▶ [WHAT THE TASK REQUIRES]
Echo the lines that begin with the one containing "battery-icon[interactable] [1768,977,1804,1013]" and end with the one containing "search-label: Search [348,985,406,1006]", including both of those lines and no others.

++++++++

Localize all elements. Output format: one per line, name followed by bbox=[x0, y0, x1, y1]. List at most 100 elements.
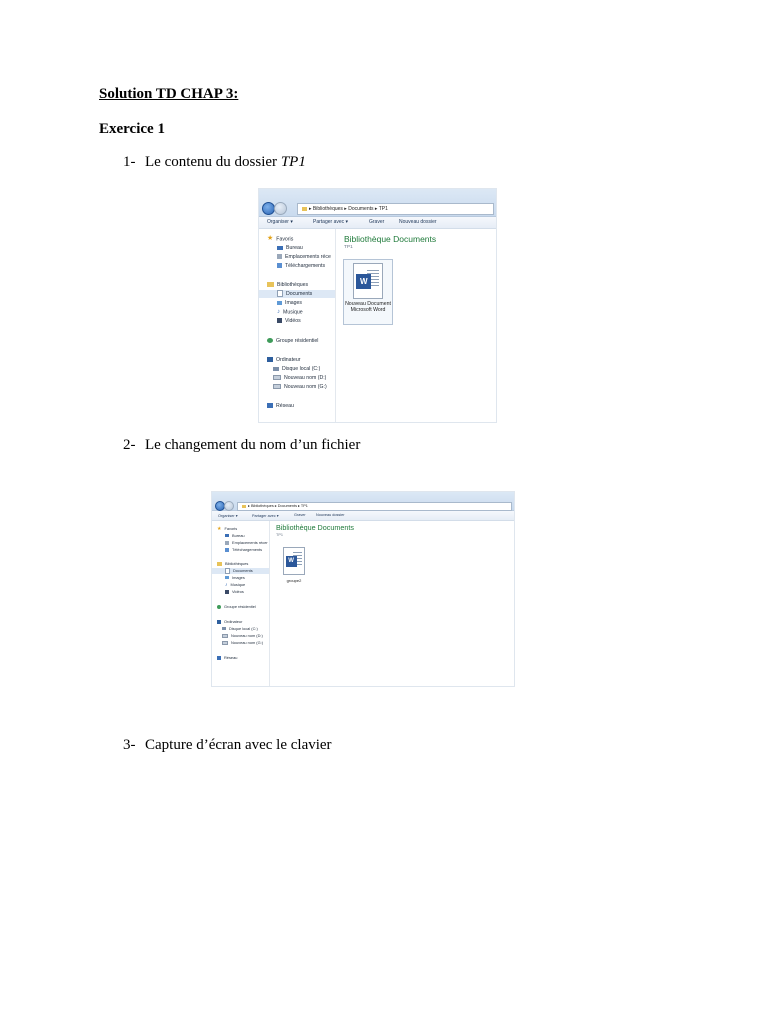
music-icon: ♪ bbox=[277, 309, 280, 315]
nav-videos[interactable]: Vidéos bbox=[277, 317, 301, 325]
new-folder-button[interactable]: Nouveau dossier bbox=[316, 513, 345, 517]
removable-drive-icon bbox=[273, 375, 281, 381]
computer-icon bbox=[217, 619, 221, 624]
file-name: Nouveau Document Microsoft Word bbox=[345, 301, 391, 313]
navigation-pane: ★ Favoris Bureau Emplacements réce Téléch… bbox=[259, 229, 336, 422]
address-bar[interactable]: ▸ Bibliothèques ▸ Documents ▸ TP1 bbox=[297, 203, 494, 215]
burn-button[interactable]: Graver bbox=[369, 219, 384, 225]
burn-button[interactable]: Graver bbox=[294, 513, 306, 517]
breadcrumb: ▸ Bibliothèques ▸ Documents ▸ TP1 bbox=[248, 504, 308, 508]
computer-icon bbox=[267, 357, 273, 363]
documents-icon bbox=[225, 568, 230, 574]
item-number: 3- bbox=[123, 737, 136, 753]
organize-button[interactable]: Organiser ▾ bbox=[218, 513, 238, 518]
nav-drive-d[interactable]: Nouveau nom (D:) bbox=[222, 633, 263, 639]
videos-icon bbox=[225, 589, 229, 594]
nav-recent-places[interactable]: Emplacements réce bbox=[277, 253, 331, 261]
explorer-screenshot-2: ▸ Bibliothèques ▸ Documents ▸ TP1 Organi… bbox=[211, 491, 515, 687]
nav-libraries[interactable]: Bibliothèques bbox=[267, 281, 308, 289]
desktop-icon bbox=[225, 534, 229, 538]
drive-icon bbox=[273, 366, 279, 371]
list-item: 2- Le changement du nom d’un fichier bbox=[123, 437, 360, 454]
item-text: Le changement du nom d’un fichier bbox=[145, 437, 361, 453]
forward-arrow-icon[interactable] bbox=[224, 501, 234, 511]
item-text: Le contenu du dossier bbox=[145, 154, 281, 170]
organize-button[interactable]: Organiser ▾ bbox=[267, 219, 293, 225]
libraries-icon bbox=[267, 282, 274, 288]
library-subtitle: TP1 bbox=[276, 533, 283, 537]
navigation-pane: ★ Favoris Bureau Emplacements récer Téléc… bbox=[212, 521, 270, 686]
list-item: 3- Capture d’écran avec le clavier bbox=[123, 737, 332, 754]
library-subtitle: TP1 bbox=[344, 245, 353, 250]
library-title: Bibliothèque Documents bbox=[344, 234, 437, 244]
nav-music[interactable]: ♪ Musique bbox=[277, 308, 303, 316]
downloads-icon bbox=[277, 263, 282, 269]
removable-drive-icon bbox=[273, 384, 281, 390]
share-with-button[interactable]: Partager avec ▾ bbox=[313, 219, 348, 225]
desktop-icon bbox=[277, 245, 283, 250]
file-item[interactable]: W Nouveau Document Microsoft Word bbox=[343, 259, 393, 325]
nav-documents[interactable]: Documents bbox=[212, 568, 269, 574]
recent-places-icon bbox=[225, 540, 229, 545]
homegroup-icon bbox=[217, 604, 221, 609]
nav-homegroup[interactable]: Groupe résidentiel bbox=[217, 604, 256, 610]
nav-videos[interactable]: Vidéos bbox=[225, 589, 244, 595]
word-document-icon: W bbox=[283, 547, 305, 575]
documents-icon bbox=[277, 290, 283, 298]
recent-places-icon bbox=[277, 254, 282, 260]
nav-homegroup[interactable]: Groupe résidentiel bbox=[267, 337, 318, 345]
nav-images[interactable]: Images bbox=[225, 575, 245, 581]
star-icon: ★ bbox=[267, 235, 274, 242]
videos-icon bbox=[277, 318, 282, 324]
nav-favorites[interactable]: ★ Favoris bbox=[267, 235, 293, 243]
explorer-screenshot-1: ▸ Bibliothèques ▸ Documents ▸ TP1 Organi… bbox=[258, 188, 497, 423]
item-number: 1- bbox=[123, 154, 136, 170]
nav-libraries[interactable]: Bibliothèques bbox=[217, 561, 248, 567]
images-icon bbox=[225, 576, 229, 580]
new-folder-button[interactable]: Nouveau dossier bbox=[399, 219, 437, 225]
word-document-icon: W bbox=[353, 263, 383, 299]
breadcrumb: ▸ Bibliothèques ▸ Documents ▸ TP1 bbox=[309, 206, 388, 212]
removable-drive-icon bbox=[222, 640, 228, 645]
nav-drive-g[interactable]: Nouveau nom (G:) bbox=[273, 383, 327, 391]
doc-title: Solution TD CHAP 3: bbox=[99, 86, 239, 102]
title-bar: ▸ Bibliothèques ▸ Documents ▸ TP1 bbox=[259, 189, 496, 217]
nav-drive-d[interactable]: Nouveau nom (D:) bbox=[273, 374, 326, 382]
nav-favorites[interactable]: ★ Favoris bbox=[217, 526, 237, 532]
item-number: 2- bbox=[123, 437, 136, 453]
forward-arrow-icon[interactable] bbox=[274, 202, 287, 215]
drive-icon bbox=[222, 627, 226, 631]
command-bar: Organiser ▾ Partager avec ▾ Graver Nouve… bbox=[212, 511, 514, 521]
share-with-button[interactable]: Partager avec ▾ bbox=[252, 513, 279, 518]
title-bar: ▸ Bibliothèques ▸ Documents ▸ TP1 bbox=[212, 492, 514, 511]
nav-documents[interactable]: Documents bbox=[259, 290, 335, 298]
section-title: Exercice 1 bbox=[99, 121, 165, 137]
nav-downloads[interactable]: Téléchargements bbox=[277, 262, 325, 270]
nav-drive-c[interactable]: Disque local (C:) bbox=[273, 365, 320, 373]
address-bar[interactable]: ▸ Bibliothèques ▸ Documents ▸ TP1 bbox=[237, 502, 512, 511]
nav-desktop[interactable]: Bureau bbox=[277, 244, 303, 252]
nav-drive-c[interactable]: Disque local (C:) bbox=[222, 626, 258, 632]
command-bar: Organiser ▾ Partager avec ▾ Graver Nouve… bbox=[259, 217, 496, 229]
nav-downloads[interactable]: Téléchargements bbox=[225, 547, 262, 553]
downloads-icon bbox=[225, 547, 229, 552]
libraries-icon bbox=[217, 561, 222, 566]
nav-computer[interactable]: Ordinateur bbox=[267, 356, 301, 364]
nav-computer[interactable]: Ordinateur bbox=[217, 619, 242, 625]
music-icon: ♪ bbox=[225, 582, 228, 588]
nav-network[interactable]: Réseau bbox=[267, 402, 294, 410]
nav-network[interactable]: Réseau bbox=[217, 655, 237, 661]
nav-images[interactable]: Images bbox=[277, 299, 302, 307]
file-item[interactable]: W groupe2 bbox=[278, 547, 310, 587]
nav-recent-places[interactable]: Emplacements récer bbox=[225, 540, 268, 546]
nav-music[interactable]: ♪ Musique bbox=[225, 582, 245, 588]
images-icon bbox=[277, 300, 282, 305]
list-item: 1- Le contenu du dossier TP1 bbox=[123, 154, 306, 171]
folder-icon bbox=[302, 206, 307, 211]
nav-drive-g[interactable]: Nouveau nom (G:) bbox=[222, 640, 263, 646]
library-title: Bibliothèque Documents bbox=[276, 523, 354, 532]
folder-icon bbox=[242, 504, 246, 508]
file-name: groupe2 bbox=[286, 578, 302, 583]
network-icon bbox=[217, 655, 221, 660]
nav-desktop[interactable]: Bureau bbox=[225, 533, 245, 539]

++++++++

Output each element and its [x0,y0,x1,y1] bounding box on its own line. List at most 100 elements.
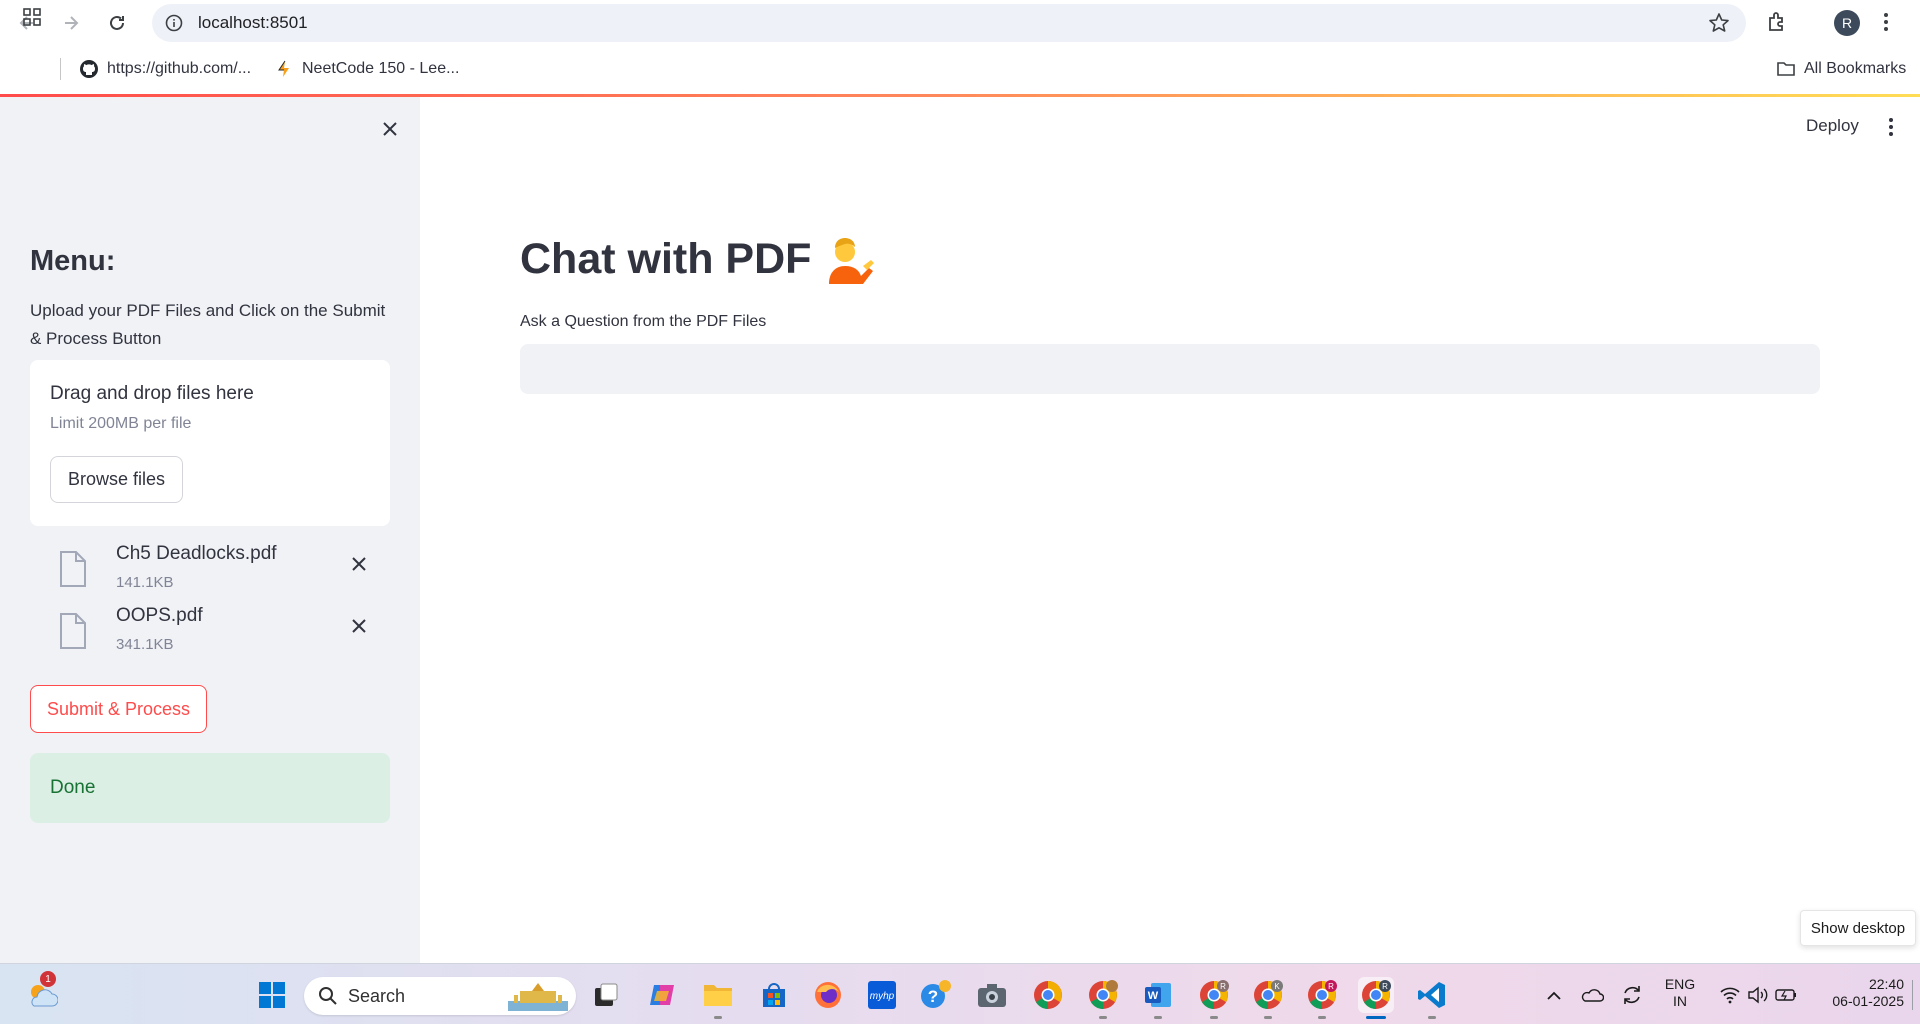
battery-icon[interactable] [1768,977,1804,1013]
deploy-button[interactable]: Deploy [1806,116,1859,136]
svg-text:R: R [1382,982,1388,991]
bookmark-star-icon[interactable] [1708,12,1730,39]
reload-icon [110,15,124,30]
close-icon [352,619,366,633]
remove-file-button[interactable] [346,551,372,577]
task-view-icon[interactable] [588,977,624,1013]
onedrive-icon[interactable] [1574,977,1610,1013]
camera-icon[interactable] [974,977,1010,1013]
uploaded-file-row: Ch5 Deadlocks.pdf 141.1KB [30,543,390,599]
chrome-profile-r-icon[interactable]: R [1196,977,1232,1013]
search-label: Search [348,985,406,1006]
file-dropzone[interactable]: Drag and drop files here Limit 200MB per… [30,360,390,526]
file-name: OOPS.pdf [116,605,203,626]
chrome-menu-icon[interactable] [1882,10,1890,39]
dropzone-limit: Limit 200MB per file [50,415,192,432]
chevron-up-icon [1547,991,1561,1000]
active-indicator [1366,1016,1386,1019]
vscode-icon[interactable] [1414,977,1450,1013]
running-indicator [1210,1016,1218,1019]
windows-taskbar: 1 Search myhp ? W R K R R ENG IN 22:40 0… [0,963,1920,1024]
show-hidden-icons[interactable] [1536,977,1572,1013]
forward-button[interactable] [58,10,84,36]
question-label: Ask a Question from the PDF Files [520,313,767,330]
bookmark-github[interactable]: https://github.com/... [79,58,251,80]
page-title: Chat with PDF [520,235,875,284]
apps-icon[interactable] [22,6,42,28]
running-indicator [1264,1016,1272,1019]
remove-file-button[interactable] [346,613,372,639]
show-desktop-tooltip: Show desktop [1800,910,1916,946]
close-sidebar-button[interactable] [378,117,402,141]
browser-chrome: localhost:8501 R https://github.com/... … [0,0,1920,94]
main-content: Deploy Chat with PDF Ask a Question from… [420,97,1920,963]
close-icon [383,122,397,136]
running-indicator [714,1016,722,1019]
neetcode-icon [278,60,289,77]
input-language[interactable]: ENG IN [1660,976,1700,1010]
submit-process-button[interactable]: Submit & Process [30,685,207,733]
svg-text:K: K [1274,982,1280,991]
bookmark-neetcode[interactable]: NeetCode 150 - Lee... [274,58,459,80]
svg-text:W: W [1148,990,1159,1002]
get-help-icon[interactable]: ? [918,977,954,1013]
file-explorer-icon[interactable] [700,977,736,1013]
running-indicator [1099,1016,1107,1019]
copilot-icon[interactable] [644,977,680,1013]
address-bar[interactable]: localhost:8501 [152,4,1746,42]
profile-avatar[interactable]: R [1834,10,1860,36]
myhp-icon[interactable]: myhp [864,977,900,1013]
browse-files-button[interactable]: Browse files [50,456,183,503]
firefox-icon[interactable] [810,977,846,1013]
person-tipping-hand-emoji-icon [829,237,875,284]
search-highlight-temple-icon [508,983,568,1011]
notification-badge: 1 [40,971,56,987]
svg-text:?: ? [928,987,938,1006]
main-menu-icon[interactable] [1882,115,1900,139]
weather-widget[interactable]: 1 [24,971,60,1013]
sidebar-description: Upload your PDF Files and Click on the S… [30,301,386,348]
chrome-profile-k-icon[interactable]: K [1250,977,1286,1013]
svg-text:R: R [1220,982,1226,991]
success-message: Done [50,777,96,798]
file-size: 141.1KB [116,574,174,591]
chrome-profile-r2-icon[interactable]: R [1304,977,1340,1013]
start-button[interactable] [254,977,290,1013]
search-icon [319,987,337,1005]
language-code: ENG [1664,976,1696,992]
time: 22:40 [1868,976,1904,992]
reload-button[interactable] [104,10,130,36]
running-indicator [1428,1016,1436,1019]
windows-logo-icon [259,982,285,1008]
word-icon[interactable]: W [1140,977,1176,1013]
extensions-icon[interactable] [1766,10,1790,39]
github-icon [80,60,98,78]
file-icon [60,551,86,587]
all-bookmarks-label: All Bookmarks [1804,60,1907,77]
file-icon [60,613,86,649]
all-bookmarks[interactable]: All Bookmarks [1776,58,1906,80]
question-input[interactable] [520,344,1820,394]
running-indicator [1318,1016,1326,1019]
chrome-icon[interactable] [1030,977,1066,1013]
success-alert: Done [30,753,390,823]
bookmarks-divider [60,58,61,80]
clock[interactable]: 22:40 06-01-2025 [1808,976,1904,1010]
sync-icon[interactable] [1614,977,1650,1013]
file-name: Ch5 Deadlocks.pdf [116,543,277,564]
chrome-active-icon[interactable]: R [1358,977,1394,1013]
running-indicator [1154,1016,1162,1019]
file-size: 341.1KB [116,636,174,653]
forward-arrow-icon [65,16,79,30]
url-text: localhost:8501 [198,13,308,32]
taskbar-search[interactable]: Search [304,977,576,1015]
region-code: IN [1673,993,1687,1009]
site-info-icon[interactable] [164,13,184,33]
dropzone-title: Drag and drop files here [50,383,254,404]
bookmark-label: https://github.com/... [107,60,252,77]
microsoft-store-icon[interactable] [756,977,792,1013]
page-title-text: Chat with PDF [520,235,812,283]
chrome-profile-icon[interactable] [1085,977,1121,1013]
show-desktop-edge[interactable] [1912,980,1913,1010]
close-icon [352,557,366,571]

++++++++

▶ [RESPONSE TO THE TASK]
battery-icon[interactable] [1768,977,1804,1013]
deploy-button[interactable]: Deploy [1806,116,1859,136]
svg-text:R: R [1382,982,1388,991]
bookmark-star-icon[interactable] [1708,12,1730,39]
reload-icon [110,15,124,30]
close-icon [352,619,366,633]
remove-file-button[interactable] [346,551,372,577]
task-view-icon[interactable] [588,977,624,1013]
onedrive-icon[interactable] [1574,977,1610,1013]
camera-icon[interactable] [974,977,1010,1013]
uploaded-file-row: Ch5 Deadlocks.pdf 141.1KB [30,543,390,599]
chrome-profile-r-icon[interactable]: R [1196,977,1232,1013]
search-label: Search [348,985,406,1006]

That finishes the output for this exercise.